*A run of records*:
● ● ● ● ● ● ●

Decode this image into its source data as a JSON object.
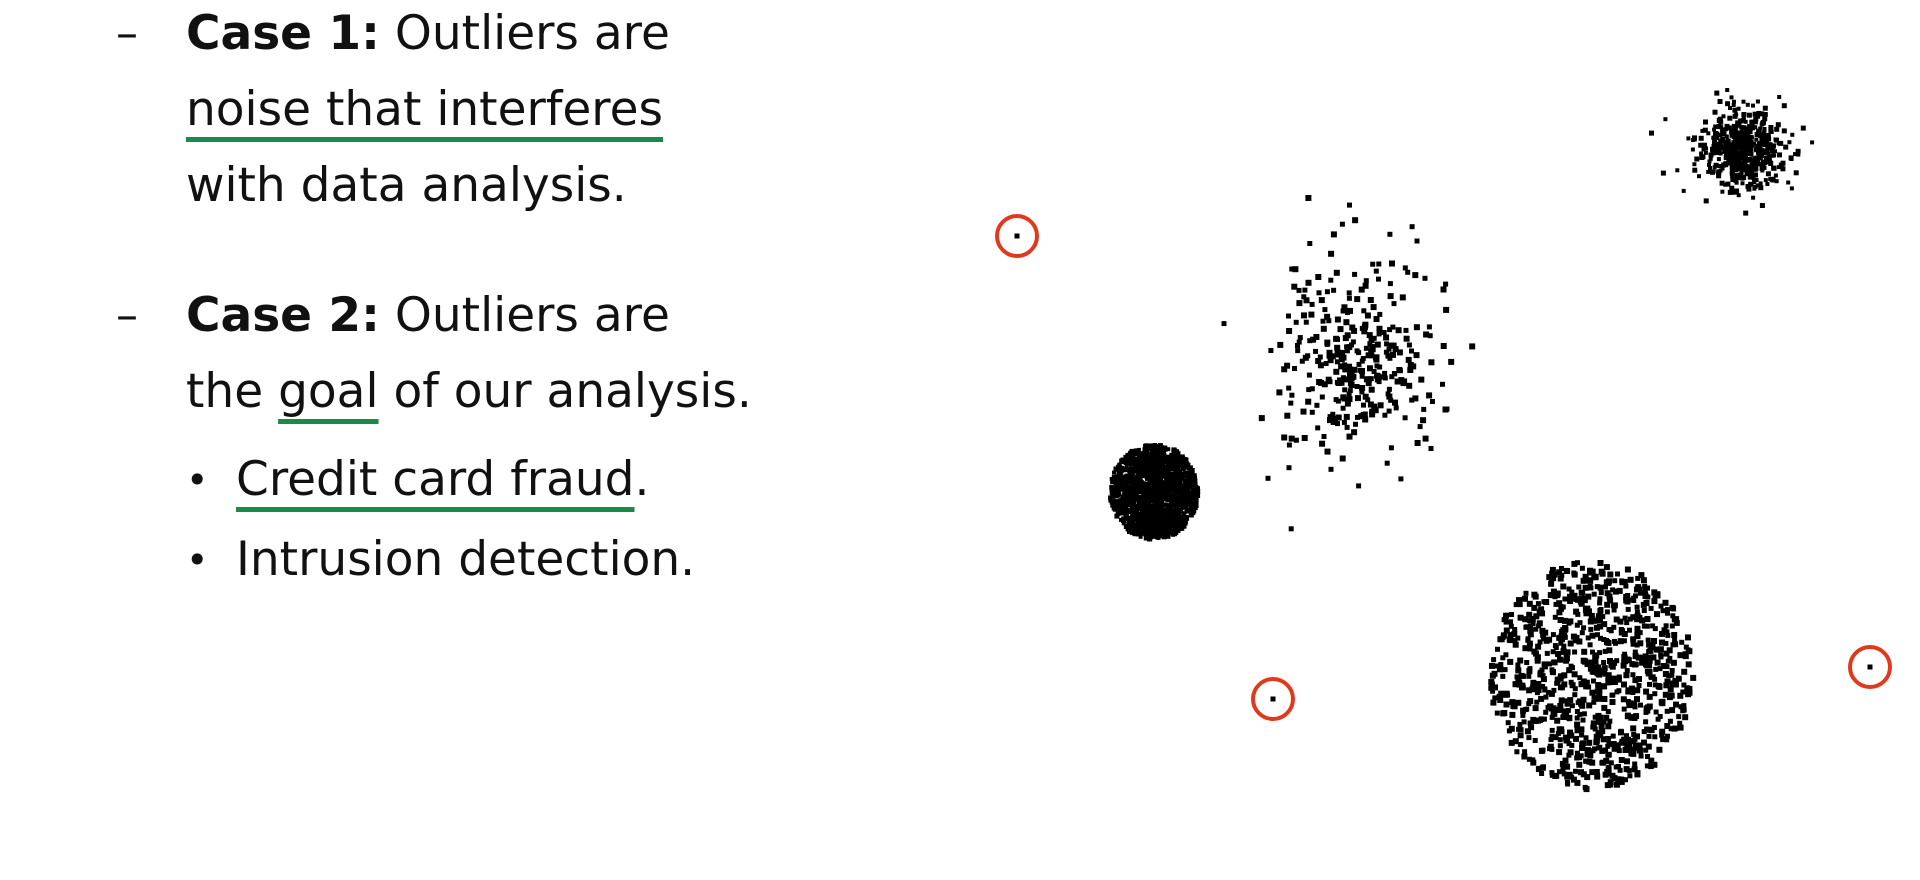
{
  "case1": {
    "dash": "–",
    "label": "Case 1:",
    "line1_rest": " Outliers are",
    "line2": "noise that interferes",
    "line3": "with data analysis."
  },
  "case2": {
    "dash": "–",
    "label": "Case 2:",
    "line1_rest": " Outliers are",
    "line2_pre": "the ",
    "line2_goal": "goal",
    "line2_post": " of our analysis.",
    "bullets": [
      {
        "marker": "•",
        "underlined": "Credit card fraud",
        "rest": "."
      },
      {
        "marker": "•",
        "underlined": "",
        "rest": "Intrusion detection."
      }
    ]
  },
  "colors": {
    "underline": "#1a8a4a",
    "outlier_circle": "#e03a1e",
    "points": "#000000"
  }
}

● ● ● ● ● ● ●

*Request*:
Write the full listing out again with every line unchanged, but include no pictures.

*Result of this exercise*:
Decode this image into its source data as a JSON object.
{
  "case1": {
    "dash": "–",
    "label": "Case 1:",
    "line1_rest": " Outliers are",
    "line2": "noise that interferes",
    "line3": "with data analysis."
  },
  "case2": {
    "dash": "–",
    "label": "Case 2:",
    "line1_rest": " Outliers are",
    "line2_pre": "the ",
    "line2_goal": "goal",
    "line2_post": " of our analysis.",
    "bullets": [
      {
        "marker": "•",
        "underlined": "Credit card fraud",
        "rest": "."
      },
      {
        "marker": "•",
        "underlined": "",
        "rest": "Intrusion detection."
      }
    ]
  },
  "colors": {
    "underline": "#1a8a4a",
    "outlier_circle": "#e03a1e",
    "points": "#000000"
  }
}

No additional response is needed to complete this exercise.